• [JOB] Exclude images, then output the remaining data verbatim.

──────── ITEMS

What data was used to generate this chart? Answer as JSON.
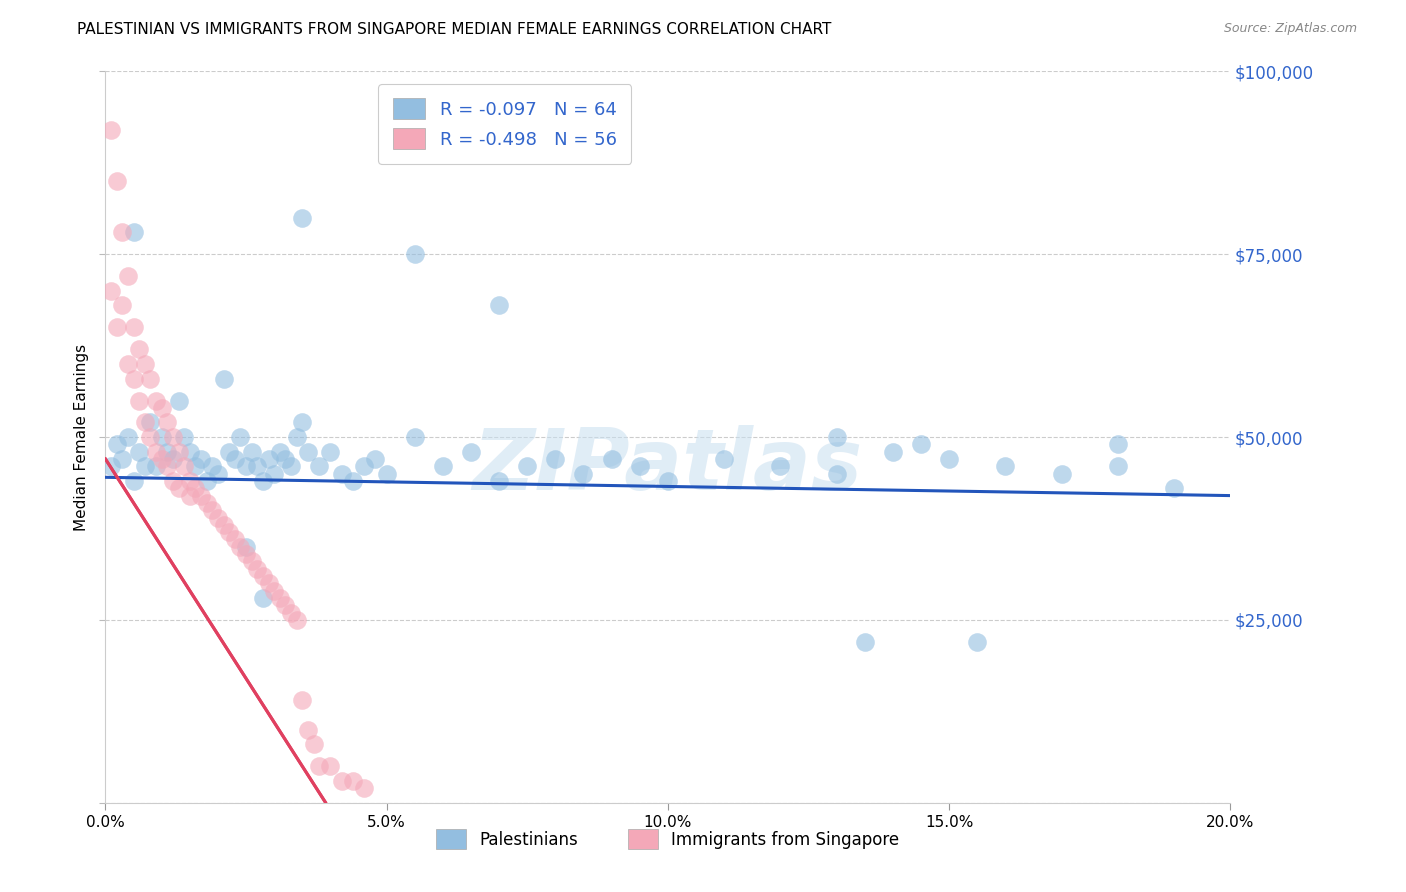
{
  "title": "PALESTINIAN VS IMMIGRANTS FROM SINGAPORE MEDIAN FEMALE EARNINGS CORRELATION CHART",
  "source": "Source: ZipAtlas.com",
  "ylabel": "Median Female Earnings",
  "xlim": [
    0.0,
    0.2
  ],
  "ylim": [
    0,
    100000
  ],
  "yticks": [
    0,
    25000,
    50000,
    75000,
    100000
  ],
  "ytick_labels": [
    "",
    "$25,000",
    "$50,000",
    "$75,000",
    "$100,000"
  ],
  "xticks": [
    0.0,
    0.05,
    0.1,
    0.15,
    0.2
  ],
  "xtick_labels": [
    "0.0%",
    "5.0%",
    "10.0%",
    "15.0%",
    "20.0%"
  ],
  "blue_color": "#93BEE0",
  "pink_color": "#F4A8B8",
  "trend_blue_color": "#2255BB",
  "trend_pink_color": "#E04060",
  "blue_R": -0.097,
  "blue_N": 64,
  "pink_R": -0.498,
  "pink_N": 56,
  "legend_label_blue": "Palestinians",
  "legend_label_pink": "Immigrants from Singapore",
  "legend_text_color": "#3366CC",
  "watermark": "ZIPatlas",
  "blue_scatter_x": [
    0.001,
    0.002,
    0.003,
    0.004,
    0.005,
    0.006,
    0.007,
    0.008,
    0.009,
    0.01,
    0.011,
    0.012,
    0.013,
    0.014,
    0.015,
    0.016,
    0.017,
    0.018,
    0.019,
    0.02,
    0.021,
    0.022,
    0.023,
    0.024,
    0.025,
    0.026,
    0.027,
    0.028,
    0.029,
    0.03,
    0.031,
    0.032,
    0.033,
    0.034,
    0.035,
    0.036,
    0.038,
    0.04,
    0.042,
    0.044,
    0.046,
    0.048,
    0.05,
    0.055,
    0.06,
    0.065,
    0.07,
    0.075,
    0.08,
    0.085,
    0.09,
    0.095,
    0.1,
    0.11,
    0.12,
    0.13,
    0.14,
    0.15,
    0.16,
    0.17,
    0.18,
    0.19,
    0.13,
    0.155
  ],
  "blue_scatter_y": [
    46000,
    49000,
    47000,
    50000,
    44000,
    48000,
    46000,
    52000,
    46000,
    50000,
    48000,
    47000,
    55000,
    50000,
    48000,
    46000,
    47000,
    44000,
    46000,
    45000,
    58000,
    48000,
    47000,
    50000,
    46000,
    48000,
    46000,
    44000,
    47000,
    45000,
    48000,
    47000,
    46000,
    50000,
    52000,
    48000,
    46000,
    48000,
    45000,
    44000,
    46000,
    47000,
    45000,
    50000,
    46000,
    48000,
    44000,
    46000,
    47000,
    45000,
    47000,
    46000,
    44000,
    47000,
    46000,
    45000,
    48000,
    47000,
    46000,
    45000,
    46000,
    43000,
    50000,
    22000
  ],
  "blue_scatter_extra": [
    [
      0.005,
      78000
    ],
    [
      0.035,
      80000
    ],
    [
      0.055,
      75000
    ],
    [
      0.07,
      68000
    ],
    [
      0.145,
      49000
    ],
    [
      0.18,
      49000
    ],
    [
      0.135,
      22000
    ],
    [
      0.025,
      35000
    ],
    [
      0.028,
      28000
    ]
  ],
  "pink_scatter_x": [
    0.001,
    0.001,
    0.002,
    0.002,
    0.003,
    0.003,
    0.004,
    0.004,
    0.005,
    0.005,
    0.006,
    0.006,
    0.007,
    0.007,
    0.008,
    0.008,
    0.009,
    0.009,
    0.01,
    0.01,
    0.011,
    0.011,
    0.012,
    0.012,
    0.013,
    0.013,
    0.014,
    0.015,
    0.015,
    0.016,
    0.017,
    0.018,
    0.019,
    0.02,
    0.021,
    0.022,
    0.023,
    0.024,
    0.025,
    0.026,
    0.027,
    0.028,
    0.029,
    0.03,
    0.031,
    0.032,
    0.033,
    0.034,
    0.035,
    0.036,
    0.037,
    0.038,
    0.04,
    0.042,
    0.044,
    0.046
  ],
  "pink_scatter_y": [
    92000,
    70000,
    85000,
    65000,
    78000,
    68000,
    72000,
    60000,
    65000,
    58000,
    62000,
    55000,
    60000,
    52000,
    58000,
    50000,
    55000,
    48000,
    54000,
    47000,
    52000,
    46000,
    50000,
    44000,
    48000,
    43000,
    46000,
    44000,
    42000,
    43000,
    42000,
    41000,
    40000,
    39000,
    38000,
    37000,
    36000,
    35000,
    34000,
    33000,
    32000,
    31000,
    30000,
    29000,
    28000,
    27000,
    26000,
    25000,
    14000,
    10000,
    8000,
    5000,
    5000,
    3000,
    3000,
    2000
  ]
}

────────────────

• [ANSWER BELOW]
What data was used to generate this chart? Answer as JSON.
{
  "title": "PALESTINIAN VS IMMIGRANTS FROM SINGAPORE MEDIAN FEMALE EARNINGS CORRELATION CHART",
  "source": "Source: ZipAtlas.com",
  "ylabel": "Median Female Earnings",
  "xlim": [
    0.0,
    0.2
  ],
  "ylim": [
    0,
    100000
  ],
  "yticks": [
    0,
    25000,
    50000,
    75000,
    100000
  ],
  "ytick_labels": [
    "",
    "$25,000",
    "$50,000",
    "$75,000",
    "$100,000"
  ],
  "xticks": [
    0.0,
    0.05,
    0.1,
    0.15,
    0.2
  ],
  "xtick_labels": [
    "0.0%",
    "5.0%",
    "10.0%",
    "15.0%",
    "20.0%"
  ],
  "blue_color": "#93BEE0",
  "pink_color": "#F4A8B8",
  "trend_blue_color": "#2255BB",
  "trend_pink_color": "#E04060",
  "blue_R": -0.097,
  "blue_N": 64,
  "pink_R": -0.498,
  "pink_N": 56,
  "legend_label_blue": "Palestinians",
  "legend_label_pink": "Immigrants from Singapore",
  "legend_text_color": "#3366CC",
  "watermark": "ZIPatlas",
  "blue_scatter_x": [
    0.001,
    0.002,
    0.003,
    0.004,
    0.005,
    0.006,
    0.007,
    0.008,
    0.009,
    0.01,
    0.011,
    0.012,
    0.013,
    0.014,
    0.015,
    0.016,
    0.017,
    0.018,
    0.019,
    0.02,
    0.021,
    0.022,
    0.023,
    0.024,
    0.025,
    0.026,
    0.027,
    0.028,
    0.029,
    0.03,
    0.031,
    0.032,
    0.033,
    0.034,
    0.035,
    0.036,
    0.038,
    0.04,
    0.042,
    0.044,
    0.046,
    0.048,
    0.05,
    0.055,
    0.06,
    0.065,
    0.07,
    0.075,
    0.08,
    0.085,
    0.09,
    0.095,
    0.1,
    0.11,
    0.12,
    0.13,
    0.14,
    0.15,
    0.16,
    0.17,
    0.18,
    0.19,
    0.13,
    0.155
  ],
  "blue_scatter_y": [
    46000,
    49000,
    47000,
    50000,
    44000,
    48000,
    46000,
    52000,
    46000,
    50000,
    48000,
    47000,
    55000,
    50000,
    48000,
    46000,
    47000,
    44000,
    46000,
    45000,
    58000,
    48000,
    47000,
    50000,
    46000,
    48000,
    46000,
    44000,
    47000,
    45000,
    48000,
    47000,
    46000,
    50000,
    52000,
    48000,
    46000,
    48000,
    45000,
    44000,
    46000,
    47000,
    45000,
    50000,
    46000,
    48000,
    44000,
    46000,
    47000,
    45000,
    47000,
    46000,
    44000,
    47000,
    46000,
    45000,
    48000,
    47000,
    46000,
    45000,
    46000,
    43000,
    50000,
    22000
  ],
  "blue_scatter_extra": [
    [
      0.005,
      78000
    ],
    [
      0.035,
      80000
    ],
    [
      0.055,
      75000
    ],
    [
      0.07,
      68000
    ],
    [
      0.145,
      49000
    ],
    [
      0.18,
      49000
    ],
    [
      0.135,
      22000
    ],
    [
      0.025,
      35000
    ],
    [
      0.028,
      28000
    ]
  ],
  "pink_scatter_x": [
    0.001,
    0.001,
    0.002,
    0.002,
    0.003,
    0.003,
    0.004,
    0.004,
    0.005,
    0.005,
    0.006,
    0.006,
    0.007,
    0.007,
    0.008,
    0.008,
    0.009,
    0.009,
    0.01,
    0.01,
    0.011,
    0.011,
    0.012,
    0.012,
    0.013,
    0.013,
    0.014,
    0.015,
    0.015,
    0.016,
    0.017,
    0.018,
    0.019,
    0.02,
    0.021,
    0.022,
    0.023,
    0.024,
    0.025,
    0.026,
    0.027,
    0.028,
    0.029,
    0.03,
    0.031,
    0.032,
    0.033,
    0.034,
    0.035,
    0.036,
    0.037,
    0.038,
    0.04,
    0.042,
    0.044,
    0.046
  ],
  "pink_scatter_y": [
    92000,
    70000,
    85000,
    65000,
    78000,
    68000,
    72000,
    60000,
    65000,
    58000,
    62000,
    55000,
    60000,
    52000,
    58000,
    50000,
    55000,
    48000,
    54000,
    47000,
    52000,
    46000,
    50000,
    44000,
    48000,
    43000,
    46000,
    44000,
    42000,
    43000,
    42000,
    41000,
    40000,
    39000,
    38000,
    37000,
    36000,
    35000,
    34000,
    33000,
    32000,
    31000,
    30000,
    29000,
    28000,
    27000,
    26000,
    25000,
    14000,
    10000,
    8000,
    5000,
    5000,
    3000,
    3000,
    2000
  ]
}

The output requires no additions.